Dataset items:
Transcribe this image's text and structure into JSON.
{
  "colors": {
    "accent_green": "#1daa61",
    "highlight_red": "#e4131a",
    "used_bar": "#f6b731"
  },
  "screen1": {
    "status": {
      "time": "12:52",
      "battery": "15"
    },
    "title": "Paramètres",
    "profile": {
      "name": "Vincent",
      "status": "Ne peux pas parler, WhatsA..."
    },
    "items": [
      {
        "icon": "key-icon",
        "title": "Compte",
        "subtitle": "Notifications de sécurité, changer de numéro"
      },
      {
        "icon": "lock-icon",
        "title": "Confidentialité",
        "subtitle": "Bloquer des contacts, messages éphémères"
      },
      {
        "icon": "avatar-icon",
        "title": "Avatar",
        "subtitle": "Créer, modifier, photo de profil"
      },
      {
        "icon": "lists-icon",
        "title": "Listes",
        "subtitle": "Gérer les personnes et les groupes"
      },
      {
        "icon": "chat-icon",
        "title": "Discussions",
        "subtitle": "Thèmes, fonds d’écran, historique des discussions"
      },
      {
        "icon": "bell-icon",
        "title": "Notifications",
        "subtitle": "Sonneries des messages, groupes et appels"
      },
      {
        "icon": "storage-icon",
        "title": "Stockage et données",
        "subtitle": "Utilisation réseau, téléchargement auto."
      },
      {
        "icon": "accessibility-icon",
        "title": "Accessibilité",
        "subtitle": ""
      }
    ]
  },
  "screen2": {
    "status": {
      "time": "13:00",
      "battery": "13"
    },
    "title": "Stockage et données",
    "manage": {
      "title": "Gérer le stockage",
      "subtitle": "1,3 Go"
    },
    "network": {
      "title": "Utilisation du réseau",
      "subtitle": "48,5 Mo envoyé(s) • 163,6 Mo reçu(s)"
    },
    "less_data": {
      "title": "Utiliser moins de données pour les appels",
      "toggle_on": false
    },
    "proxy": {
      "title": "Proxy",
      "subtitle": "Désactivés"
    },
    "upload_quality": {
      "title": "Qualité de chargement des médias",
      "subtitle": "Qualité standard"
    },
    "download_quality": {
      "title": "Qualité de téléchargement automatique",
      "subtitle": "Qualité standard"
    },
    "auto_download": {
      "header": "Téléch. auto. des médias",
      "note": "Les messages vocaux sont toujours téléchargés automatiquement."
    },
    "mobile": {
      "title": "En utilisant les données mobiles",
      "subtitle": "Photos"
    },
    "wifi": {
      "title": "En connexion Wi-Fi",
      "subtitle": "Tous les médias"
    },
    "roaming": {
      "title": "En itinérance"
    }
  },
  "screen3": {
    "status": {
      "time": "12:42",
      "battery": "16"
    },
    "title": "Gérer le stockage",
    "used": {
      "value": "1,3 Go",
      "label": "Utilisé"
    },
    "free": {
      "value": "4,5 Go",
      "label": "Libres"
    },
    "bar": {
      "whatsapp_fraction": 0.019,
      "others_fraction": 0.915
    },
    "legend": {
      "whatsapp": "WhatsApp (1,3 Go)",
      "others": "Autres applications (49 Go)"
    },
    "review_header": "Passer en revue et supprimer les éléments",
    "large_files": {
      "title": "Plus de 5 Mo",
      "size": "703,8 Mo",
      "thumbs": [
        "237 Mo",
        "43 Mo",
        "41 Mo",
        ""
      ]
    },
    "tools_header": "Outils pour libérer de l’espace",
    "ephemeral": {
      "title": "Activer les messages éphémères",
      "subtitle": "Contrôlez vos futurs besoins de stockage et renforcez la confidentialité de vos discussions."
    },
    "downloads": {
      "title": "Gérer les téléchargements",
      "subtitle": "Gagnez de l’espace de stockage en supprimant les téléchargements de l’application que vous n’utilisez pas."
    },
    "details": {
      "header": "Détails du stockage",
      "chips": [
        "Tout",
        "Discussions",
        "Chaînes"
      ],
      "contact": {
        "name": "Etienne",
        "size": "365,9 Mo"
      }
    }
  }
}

- WHAT YOU WILL DO -
List every line from the entries above in which "Qualité" appears.

- RESULT OF THE TASK -
      "title": "Qualité de chargement des médias",
      "subtitle": "Qualité standard"
      "title": "Qualité de téléchargement automatique",
      "subtitle": "Qualité standard"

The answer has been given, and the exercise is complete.